Records for this task:
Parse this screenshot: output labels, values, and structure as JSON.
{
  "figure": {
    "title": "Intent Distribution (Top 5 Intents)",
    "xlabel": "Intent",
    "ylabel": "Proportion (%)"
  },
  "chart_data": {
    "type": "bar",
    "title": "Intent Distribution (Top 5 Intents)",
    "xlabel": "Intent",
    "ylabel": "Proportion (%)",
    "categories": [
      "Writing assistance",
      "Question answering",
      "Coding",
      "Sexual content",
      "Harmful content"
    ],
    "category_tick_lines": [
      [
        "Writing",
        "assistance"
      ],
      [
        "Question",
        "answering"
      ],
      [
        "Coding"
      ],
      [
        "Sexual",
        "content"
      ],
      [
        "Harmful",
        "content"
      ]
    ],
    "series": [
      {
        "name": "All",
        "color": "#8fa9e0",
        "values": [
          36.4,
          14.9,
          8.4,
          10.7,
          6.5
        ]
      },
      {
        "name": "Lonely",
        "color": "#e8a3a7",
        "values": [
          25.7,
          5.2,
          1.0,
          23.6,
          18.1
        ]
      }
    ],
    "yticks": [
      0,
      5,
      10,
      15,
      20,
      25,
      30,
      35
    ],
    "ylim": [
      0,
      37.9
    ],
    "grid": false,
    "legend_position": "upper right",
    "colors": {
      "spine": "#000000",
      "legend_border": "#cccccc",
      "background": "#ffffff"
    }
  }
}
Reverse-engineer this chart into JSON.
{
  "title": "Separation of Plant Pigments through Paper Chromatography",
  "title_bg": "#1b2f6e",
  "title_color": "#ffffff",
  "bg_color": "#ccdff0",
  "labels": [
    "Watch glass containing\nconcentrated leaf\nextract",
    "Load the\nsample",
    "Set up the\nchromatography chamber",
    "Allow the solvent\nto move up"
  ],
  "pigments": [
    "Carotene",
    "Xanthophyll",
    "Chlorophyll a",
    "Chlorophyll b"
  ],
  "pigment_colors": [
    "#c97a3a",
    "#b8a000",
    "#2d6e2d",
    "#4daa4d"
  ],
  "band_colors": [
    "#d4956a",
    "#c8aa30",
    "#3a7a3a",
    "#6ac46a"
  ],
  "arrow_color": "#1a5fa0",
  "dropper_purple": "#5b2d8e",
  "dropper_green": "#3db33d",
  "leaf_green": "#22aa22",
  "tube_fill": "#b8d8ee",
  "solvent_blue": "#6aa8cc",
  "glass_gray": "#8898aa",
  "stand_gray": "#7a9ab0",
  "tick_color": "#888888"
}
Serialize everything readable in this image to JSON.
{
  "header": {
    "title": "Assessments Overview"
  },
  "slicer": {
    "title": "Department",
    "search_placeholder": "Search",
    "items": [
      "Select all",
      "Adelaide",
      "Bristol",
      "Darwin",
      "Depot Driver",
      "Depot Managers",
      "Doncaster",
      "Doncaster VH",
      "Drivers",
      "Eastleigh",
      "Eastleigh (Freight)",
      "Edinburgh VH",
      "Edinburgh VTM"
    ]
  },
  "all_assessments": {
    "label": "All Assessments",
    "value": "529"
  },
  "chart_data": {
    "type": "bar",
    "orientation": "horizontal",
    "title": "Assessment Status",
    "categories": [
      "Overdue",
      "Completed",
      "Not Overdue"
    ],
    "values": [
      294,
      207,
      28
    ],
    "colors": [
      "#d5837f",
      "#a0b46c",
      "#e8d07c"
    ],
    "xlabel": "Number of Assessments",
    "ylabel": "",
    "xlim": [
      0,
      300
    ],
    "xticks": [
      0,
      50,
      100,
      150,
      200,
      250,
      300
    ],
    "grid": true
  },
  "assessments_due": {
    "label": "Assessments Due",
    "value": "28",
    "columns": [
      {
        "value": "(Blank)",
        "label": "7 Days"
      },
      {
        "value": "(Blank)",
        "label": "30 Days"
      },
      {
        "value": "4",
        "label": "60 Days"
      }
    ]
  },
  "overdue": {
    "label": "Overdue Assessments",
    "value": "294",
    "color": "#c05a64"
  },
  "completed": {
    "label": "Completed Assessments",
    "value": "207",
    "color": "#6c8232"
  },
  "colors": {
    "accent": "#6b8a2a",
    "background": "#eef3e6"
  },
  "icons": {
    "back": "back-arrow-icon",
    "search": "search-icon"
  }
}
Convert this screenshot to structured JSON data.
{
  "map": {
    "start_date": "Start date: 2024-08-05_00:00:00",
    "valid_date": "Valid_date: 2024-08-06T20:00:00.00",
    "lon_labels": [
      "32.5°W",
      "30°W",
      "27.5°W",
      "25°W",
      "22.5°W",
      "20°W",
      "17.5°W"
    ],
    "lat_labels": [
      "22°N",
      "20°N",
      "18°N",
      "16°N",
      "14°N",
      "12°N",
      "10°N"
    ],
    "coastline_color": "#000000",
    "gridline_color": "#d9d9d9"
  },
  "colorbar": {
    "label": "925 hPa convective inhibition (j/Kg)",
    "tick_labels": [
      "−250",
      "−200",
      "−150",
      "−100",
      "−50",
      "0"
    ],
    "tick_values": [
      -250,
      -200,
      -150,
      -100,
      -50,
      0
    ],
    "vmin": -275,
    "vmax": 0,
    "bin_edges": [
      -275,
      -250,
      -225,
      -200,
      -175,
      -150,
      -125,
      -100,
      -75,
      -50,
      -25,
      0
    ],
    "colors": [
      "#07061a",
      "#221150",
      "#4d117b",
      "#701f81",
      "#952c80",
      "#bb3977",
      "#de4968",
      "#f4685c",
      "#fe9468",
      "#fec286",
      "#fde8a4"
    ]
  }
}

Prompt: Set down the listing in full, keeping every word exactly as it is.

Completed task:
Parse this screenshot: output labels, values, and structure as JSON.
{
  "figure": {
    "title": "Intent Distribution (Top 5 Intents)",
    "xlabel": "Intent",
    "ylabel": "Proportion (%)"
  },
  "chart_data": {
    "type": "bar",
    "title": "Intent Distribution (Top 5 Intents)",
    "xlabel": "Intent",
    "ylabel": "Proportion (%)",
    "categories": [
      "Writing assistance",
      "Question answering",
      "Coding",
      "Sexual content",
      "Harmful content"
    ],
    "category_tick_lines": [
      [
        "Writing",
        "assistance"
      ],
      [
        "Question",
        "answering"
      ],
      [
        "Coding"
      ],
      [
        "Sexual",
        "content"
      ],
      [
        "Harmful",
        "content"
      ]
    ],
    "series": [
      {
        "name": "All",
        "color": "#8fa9e0",
        "values": [
          36.4,
          14.9,
          8.4,
          10.7,
          6.5
        ]
      },
      {
        "name": "Lonely",
        "color": "#e8a3a7",
        "values": [
          25.7,
          5.2,
          1.0,
          23.6,
          18.1
        ]
      }
    ],
    "yticks": [
      0,
      5,
      10,
      15,
      20,
      25,
      30,
      35
    ],
    "ylim": [
      0,
      37.9
    ],
    "grid": false,
    "legend_position": "upper right",
    "colors": {
      "spine": "#000000",
      "legend_border": "#cccccc",
      "background": "#ffffff"
    }
  }
}
Reverse-engineer this chart into JSON.
{
  "title": "Separation of Plant Pigments through Paper Chromatography",
  "title_bg": "#1b2f6e",
  "title_color": "#ffffff",
  "bg_color": "#ccdff0",
  "labels": [
    "Watch glass containing\nconcentrated leaf\nextract",
    "Load the\nsample",
    "Set up the\nchromatography chamber",
    "Allow the solvent\nto move up"
  ],
  "pigments": [
    "Carotene",
    "Xanthophyll",
    "Chlorophyll a",
    "Chlorophyll b"
  ],
  "pigment_colors": [
    "#c97a3a",
    "#b8a000",
    "#2d6e2d",
    "#4daa4d"
  ],
  "band_colors": [
    "#d4956a",
    "#c8aa30",
    "#3a7a3a",
    "#6ac46a"
  ],
  "arrow_color": "#1a5fa0",
  "dropper_purple": "#5b2d8e",
  "dropper_green": "#3db33d",
  "leaf_green": "#22aa22",
  "tube_fill": "#b8d8ee",
  "solvent_blue": "#6aa8cc",
  "glass_gray": "#8898aa",
  "stand_gray": "#7a9ab0",
  "tick_color": "#888888"
}
Serialize everything readable in this image to JSON.
{
  "header": {
    "title": "Assessments Overview"
  },
  "slicer": {
    "title": "Department",
    "search_placeholder": "Search",
    "items": [
      "Select all",
      "Adelaide",
      "Bristol",
      "Darwin",
      "Depot Driver",
      "Depot Managers",
      "Doncaster",
      "Doncaster VH",
      "Drivers",
      "Eastleigh",
      "Eastleigh (Freight)",
      "Edinburgh VH",
      "Edinburgh VTM"
    ]
  },
  "all_assessments": {
    "label": "All Assessments",
    "value": "529"
  },
  "chart_data": {
    "type": "bar",
    "orientation": "horizontal",
    "title": "Assessment Status",
    "categories": [
      "Overdue",
      "Completed",
      "Not Overdue"
    ],
    "values": [
      294,
      207,
      28
    ],
    "colors": [
      "#d5837f",
      "#a0b46c",
      "#e8d07c"
    ],
    "xlabel": "Number of Assessments",
    "ylabel": "",
    "xlim": [
      0,
      300
    ],
    "xticks": [
      0,
      50,
      100,
      150,
      200,
      250,
      300
    ],
    "grid": true
  },
  "assessments_due": {
    "label": "Assessments Due",
    "value": "28",
    "columns": [
      {
        "value": "(Blank)",
        "label": "7 Days"
      },
      {
        "value": "(Blank)",
        "label": "30 Days"
      },
      {
        "value": "4",
        "label": "60 Days"
      }
    ]
  },
  "overdue": {
    "label": "Overdue Assessments",
    "value": "294",
    "color": "#c05a64"
  },
  "completed": {
    "label": "Completed Assessments",
    "value": "207",
    "color": "#6c8232"
  },
  "colors": {
    "accent": "#6b8a2a",
    "background": "#eef3e6"
  },
  "icons": {
    "back": "back-arrow-icon",
    "search": "search-icon"
  }
}
Convert this screenshot to structured JSON data.
{
  "map": {
    "start_date": "Start date: 2024-08-05_00:00:00",
    "valid_date": "Valid_date: 2024-08-06T20:00:00.00",
    "lon_labels": [
      "32.5°W",
      "30°W",
      "27.5°W",
      "25°W",
      "22.5°W",
      "20°W",
      "17.5°W"
    ],
    "lat_labels": [
      "22°N",
      "20°N",
      "18°N",
      "16°N",
      "14°N",
      "12°N",
      "10°N"
    ],
    "coastline_color": "#000000",
    "gridline_color": "#d9d9d9"
  },
  "colorbar": {
    "label": "925 hPa convective inhibition (j/Kg)",
    "tick_labels": [
      "−250",
      "−200",
      "−150",
      "−100",
      "−50",
      "0"
    ],
    "tick_values": [
      -250,
      -200,
      -150,
      -100,
      -50,
      0
    ],
    "vmin": -275,
    "vmax": 0,
    "bin_edges": [
      -275,
      -250,
      -225,
      -200,
      -175,
      -150,
      -125,
      -100,
      -75,
      -50,
      -25,
      0
    ],
    "colors": [
      "#07061a",
      "#221150",
      "#4d117b",
      "#701f81",
      "#952c80",
      "#bb3977",
      "#de4968",
      "#f4685c",
      "#fe9468",
      "#fec286",
      "#fde8a4"
    ]
  }
}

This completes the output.